**AIM**.
In the data, extract each line that holds the string "юридических".

**INPUT FOR THIS TASK**.
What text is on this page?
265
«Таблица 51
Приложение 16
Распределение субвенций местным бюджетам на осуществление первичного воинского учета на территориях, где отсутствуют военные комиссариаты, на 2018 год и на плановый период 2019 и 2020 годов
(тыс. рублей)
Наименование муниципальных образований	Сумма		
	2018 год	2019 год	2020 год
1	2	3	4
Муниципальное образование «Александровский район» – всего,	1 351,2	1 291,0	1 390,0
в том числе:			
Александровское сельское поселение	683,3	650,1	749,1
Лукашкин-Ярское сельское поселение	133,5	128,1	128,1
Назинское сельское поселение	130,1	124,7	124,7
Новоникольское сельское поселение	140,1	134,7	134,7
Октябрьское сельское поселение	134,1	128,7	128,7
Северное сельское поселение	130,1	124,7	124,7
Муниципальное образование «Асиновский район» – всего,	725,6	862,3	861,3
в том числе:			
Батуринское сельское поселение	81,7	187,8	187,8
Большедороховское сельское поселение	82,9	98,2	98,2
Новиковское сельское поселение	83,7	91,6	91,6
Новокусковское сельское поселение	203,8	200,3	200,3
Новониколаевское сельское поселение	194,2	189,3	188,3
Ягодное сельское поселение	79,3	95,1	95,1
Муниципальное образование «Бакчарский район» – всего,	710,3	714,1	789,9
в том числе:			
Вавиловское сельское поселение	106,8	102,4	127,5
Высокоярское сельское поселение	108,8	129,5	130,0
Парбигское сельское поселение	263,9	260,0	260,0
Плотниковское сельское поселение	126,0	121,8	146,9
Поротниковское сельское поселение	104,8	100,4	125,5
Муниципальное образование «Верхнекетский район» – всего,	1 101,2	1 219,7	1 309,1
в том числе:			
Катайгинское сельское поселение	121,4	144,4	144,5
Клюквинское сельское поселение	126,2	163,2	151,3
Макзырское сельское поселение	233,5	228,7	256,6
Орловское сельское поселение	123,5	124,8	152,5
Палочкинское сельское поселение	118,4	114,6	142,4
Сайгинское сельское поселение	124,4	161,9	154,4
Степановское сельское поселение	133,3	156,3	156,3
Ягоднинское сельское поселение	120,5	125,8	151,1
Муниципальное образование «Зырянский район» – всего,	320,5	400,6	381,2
* * *
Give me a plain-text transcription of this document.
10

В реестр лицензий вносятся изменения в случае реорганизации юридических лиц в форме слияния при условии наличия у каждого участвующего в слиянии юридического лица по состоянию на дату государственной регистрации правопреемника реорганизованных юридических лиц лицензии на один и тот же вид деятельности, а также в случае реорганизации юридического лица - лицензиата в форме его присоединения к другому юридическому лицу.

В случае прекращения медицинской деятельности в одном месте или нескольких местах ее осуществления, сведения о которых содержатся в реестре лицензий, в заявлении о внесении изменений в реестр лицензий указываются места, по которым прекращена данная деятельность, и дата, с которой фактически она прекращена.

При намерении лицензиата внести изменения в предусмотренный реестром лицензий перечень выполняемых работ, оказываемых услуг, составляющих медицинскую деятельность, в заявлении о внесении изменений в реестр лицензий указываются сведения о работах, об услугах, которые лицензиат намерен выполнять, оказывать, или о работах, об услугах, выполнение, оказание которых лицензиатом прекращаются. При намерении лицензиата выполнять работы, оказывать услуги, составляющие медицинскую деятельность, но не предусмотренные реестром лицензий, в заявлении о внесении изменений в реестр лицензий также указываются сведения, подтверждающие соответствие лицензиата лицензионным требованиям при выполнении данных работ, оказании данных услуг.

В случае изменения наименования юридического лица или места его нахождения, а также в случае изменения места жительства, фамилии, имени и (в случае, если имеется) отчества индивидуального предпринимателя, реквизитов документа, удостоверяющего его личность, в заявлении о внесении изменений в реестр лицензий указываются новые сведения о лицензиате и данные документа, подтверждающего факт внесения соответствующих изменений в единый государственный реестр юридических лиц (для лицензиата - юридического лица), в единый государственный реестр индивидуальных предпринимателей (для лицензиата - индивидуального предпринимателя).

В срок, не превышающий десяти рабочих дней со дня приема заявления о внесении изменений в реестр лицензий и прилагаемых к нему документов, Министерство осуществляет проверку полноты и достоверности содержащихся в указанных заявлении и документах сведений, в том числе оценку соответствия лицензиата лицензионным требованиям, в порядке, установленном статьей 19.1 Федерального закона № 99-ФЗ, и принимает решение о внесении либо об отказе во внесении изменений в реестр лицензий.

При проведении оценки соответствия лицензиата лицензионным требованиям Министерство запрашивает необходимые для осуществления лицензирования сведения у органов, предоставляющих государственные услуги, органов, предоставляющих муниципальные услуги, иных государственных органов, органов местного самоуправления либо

**FINISHED EXERCISE**.
В реестр лицензий вносятся изменения в случае реорганизации юридических лиц в форме слияния при условии наличия у каждого участвующего в слиянии юридического лица по состоянию на дату государственной регистрации правопреемника реорганизованных юридических лиц лицензии на один и тот же вид деятельности, а также в случае реорганизации юридического лица - лицензиата в форме его присоединения к другому юридическому лицу.
В случае изменения наименования юридического лица или места его нахождения, а также в случае изменения места жительства, фамилии, имени и (в случае, если имеется) отчества индивидуального предпринимателя, реквизитов документа, удостоверяющего его личность, в заявлении о внесении изменений в реестр лицензий указываются новые сведения о лицензиате и данные документа, подтверждающего факт внесения соответствующих изменений в единый государственный реестр юридических лиц (для лицензиата - юридического лица), в единый государственный реестр индивидуальных предпринимателей (для лицензиата - индивидуального предпринимателя).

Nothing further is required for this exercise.